## Exercise
Whenever a line contains the string "What", copy it out of the entries.

## Given records
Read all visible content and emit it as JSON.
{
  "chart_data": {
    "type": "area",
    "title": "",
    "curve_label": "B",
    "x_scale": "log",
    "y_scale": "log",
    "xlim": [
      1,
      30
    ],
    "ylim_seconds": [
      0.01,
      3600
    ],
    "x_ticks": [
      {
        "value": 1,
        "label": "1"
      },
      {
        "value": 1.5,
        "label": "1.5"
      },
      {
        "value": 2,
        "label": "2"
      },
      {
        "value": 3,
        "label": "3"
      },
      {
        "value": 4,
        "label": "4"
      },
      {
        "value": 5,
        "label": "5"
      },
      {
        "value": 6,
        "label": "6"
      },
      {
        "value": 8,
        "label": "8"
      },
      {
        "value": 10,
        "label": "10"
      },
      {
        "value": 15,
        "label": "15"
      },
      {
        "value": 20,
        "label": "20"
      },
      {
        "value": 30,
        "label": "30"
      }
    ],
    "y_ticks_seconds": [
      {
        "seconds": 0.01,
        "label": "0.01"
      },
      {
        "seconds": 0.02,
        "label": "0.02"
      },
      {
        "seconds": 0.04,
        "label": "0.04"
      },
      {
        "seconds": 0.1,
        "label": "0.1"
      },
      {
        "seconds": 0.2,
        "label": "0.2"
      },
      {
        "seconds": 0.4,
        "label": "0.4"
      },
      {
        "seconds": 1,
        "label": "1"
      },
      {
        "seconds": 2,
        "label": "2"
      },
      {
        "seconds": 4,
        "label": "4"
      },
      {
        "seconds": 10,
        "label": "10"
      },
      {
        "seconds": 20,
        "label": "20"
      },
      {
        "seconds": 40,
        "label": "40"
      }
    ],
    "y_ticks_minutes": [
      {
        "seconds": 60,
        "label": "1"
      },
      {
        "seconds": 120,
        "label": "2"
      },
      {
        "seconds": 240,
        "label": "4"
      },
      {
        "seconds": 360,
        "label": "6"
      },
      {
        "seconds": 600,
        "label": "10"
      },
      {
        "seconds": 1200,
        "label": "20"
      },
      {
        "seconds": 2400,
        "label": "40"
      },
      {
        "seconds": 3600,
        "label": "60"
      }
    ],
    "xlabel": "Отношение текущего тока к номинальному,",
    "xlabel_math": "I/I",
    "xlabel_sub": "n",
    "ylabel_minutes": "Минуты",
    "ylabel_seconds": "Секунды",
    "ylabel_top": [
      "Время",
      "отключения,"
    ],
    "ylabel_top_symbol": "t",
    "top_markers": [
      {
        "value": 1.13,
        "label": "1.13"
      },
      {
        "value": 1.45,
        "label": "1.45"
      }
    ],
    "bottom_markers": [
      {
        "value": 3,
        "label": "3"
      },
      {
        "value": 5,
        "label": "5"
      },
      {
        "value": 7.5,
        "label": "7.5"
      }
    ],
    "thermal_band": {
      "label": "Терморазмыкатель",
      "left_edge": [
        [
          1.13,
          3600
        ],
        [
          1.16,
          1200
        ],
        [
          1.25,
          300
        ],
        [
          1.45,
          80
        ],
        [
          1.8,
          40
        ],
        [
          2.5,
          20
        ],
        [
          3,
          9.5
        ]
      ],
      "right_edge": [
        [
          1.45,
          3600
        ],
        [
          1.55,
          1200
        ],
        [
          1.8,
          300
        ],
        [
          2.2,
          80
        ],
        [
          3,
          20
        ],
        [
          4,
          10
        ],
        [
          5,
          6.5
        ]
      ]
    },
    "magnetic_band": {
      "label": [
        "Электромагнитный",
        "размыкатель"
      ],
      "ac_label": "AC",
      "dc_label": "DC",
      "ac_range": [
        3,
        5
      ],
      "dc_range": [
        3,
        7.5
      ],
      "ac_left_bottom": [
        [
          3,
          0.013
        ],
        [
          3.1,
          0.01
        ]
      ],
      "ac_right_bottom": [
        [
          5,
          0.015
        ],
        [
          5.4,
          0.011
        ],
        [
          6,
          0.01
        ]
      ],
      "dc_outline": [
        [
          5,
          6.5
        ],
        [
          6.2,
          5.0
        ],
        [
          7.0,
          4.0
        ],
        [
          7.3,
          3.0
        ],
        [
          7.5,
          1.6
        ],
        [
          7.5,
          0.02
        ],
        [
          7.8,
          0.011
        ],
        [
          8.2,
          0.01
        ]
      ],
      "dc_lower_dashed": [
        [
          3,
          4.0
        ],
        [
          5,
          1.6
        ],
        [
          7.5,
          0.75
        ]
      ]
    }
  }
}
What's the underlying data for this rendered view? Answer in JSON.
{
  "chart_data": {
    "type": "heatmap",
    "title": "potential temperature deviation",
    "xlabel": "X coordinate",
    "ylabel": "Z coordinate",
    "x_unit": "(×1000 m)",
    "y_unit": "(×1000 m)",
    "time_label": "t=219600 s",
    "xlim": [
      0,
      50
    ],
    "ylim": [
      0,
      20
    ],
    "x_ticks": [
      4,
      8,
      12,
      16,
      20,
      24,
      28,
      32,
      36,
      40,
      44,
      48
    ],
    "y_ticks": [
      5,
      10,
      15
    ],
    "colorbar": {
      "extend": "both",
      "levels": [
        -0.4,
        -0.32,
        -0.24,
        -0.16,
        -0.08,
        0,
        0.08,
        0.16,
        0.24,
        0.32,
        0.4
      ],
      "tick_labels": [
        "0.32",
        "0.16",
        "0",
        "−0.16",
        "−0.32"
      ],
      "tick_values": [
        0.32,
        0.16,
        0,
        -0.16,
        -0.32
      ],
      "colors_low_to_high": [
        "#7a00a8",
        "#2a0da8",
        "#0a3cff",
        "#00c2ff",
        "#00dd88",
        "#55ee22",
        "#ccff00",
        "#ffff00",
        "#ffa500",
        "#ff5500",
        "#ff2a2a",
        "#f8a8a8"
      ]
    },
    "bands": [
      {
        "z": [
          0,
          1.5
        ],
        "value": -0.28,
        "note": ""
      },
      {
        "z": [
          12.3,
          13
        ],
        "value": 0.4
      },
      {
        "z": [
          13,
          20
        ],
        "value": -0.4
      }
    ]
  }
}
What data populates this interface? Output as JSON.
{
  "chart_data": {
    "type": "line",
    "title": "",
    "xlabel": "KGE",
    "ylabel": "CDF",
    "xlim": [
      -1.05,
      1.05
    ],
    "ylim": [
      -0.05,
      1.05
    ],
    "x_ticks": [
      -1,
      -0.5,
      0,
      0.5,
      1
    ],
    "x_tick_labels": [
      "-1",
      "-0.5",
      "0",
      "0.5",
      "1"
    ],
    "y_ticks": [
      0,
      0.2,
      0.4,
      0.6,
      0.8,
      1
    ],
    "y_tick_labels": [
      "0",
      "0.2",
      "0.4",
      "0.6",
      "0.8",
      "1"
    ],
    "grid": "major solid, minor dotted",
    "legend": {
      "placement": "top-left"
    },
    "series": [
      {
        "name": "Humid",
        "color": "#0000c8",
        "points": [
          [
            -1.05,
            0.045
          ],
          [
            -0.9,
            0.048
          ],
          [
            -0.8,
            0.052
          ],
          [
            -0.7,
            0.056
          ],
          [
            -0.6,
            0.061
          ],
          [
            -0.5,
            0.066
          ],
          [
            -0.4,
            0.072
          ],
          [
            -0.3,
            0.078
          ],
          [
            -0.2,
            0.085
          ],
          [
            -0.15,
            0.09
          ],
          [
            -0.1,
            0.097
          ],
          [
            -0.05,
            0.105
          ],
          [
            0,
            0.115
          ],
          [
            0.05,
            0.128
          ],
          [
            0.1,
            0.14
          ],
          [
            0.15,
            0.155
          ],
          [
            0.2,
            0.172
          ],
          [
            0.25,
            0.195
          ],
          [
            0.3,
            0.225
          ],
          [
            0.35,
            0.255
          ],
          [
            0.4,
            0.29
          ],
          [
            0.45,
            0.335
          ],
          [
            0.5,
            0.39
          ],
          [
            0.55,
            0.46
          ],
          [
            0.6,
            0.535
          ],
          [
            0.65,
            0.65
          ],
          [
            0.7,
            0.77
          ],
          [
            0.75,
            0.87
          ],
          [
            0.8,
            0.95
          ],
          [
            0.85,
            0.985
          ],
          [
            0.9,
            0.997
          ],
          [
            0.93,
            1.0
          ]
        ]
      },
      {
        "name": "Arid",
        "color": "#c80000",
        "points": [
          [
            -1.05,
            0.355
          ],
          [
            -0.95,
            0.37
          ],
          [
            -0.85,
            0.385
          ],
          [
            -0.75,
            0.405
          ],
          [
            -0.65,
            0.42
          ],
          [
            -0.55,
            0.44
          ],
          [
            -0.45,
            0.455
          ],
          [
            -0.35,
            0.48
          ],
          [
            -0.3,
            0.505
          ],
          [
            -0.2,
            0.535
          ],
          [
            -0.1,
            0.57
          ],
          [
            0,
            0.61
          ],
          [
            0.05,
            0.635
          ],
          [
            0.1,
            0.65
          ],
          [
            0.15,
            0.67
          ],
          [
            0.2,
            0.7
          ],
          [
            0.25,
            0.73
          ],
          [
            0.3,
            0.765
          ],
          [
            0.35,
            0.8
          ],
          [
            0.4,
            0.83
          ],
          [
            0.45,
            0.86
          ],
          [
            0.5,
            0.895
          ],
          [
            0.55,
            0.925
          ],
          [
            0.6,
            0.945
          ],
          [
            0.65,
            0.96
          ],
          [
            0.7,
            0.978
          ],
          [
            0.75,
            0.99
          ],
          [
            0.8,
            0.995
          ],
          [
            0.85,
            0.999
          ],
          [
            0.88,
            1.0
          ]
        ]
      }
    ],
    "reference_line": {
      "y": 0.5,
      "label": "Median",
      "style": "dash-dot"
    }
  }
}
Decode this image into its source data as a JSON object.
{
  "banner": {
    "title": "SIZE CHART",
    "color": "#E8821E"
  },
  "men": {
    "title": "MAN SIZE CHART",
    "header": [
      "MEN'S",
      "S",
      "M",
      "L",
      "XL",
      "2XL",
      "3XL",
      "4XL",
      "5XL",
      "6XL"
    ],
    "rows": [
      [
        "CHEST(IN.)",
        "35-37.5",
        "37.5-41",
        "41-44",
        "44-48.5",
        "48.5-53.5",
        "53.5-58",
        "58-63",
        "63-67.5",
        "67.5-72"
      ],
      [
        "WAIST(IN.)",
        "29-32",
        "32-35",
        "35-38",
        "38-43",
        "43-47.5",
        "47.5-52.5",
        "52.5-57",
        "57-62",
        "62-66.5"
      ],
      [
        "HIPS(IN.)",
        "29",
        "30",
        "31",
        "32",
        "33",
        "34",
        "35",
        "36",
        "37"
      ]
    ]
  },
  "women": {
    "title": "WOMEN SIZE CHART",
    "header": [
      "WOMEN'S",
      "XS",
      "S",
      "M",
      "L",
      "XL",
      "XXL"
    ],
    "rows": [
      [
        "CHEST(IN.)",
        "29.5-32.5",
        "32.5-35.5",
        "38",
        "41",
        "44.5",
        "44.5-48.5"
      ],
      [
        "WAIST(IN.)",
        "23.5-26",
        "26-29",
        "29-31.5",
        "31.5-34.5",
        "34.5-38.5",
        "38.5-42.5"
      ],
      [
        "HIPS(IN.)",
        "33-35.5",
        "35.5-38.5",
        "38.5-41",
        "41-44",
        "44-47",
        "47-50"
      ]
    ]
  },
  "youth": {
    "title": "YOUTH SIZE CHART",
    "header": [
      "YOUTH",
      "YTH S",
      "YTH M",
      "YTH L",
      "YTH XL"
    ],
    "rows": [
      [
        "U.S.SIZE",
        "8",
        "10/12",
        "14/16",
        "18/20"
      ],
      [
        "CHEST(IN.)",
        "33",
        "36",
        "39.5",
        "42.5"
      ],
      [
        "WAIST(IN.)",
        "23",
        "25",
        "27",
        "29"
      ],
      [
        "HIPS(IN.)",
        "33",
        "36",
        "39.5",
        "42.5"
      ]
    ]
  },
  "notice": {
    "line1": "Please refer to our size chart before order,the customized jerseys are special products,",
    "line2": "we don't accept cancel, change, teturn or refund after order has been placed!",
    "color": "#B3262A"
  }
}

## Solved problem
What's the underlying data for this rendered view? Answer in JSON.
What data populates this interface? Output as JSON.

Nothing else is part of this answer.